* [Problem to work on]
The records underneath are to be repeated exactly, with the pictures left out.

BEGIN Data for this task

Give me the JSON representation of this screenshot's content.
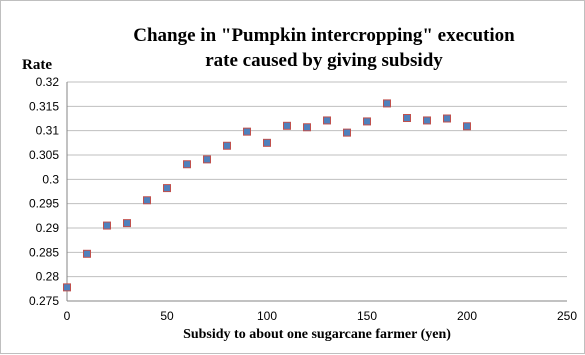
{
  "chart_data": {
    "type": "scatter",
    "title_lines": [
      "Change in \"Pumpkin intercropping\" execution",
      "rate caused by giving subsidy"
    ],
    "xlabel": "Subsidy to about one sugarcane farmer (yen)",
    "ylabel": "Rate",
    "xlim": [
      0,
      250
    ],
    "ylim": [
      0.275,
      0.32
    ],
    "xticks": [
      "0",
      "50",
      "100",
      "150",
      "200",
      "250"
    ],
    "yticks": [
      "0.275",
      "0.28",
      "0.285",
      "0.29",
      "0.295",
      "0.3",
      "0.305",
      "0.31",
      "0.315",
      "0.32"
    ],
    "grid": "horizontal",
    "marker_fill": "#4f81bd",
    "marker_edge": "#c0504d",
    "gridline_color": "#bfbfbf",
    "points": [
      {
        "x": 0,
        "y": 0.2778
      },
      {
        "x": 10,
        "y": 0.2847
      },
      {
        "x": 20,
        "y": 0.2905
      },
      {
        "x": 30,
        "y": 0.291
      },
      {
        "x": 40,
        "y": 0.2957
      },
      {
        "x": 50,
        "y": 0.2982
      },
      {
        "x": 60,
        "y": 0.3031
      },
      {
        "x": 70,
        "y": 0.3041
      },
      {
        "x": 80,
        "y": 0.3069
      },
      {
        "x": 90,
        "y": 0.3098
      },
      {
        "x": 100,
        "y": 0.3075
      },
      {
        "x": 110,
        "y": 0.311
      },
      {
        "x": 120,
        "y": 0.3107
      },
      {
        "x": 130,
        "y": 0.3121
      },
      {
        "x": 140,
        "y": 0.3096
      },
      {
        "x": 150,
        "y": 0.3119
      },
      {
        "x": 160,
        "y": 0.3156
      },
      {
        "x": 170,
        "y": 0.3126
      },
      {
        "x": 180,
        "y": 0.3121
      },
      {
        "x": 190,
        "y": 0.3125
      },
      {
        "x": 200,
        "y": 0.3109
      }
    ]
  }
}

END Data for this task

* [Result]
Give me the JSON representation of this screenshot's content.
{
  "chart_data": {
    "type": "scatter",
    "title_lines": [
      "Change in \"Pumpkin intercropping\" execution",
      "rate caused by giving subsidy"
    ],
    "xlabel": "Subsidy to about one sugarcane farmer (yen)",
    "ylabel": "Rate",
    "xlim": [
      0,
      250
    ],
    "ylim": [
      0.275,
      0.32
    ],
    "xticks": [
      "0",
      "50",
      "100",
      "150",
      "200",
      "250"
    ],
    "yticks": [
      "0.275",
      "0.28",
      "0.285",
      "0.29",
      "0.295",
      "0.3",
      "0.305",
      "0.31",
      "0.315",
      "0.32"
    ],
    "grid": "horizontal",
    "marker_fill": "#4f81bd",
    "marker_edge": "#c0504d",
    "gridline_color": "#bfbfbf",
    "points": [
      {
        "x": 0,
        "y": 0.2778
      },
      {
        "x": 10,
        "y": 0.2847
      },
      {
        "x": 20,
        "y": 0.2905
      },
      {
        "x": 30,
        "y": 0.291
      },
      {
        "x": 40,
        "y": 0.2957
      },
      {
        "x": 50,
        "y": 0.2982
      },
      {
        "x": 60,
        "y": 0.3031
      },
      {
        "x": 70,
        "y": 0.3041
      },
      {
        "x": 80,
        "y": 0.3069
      },
      {
        "x": 90,
        "y": 0.3098
      },
      {
        "x": 100,
        "y": 0.3075
      },
      {
        "x": 110,
        "y": 0.311
      },
      {
        "x": 120,
        "y": 0.3107
      },
      {
        "x": 130,
        "y": 0.3121
      },
      {
        "x": 140,
        "y": 0.3096
      },
      {
        "x": 150,
        "y": 0.3119
      },
      {
        "x": 160,
        "y": 0.3156
      },
      {
        "x": 170,
        "y": 0.3126
      },
      {
        "x": 180,
        "y": 0.3121
      },
      {
        "x": 190,
        "y": 0.3125
      },
      {
        "x": 200,
        "y": 0.3109
      }
    ]
  }
}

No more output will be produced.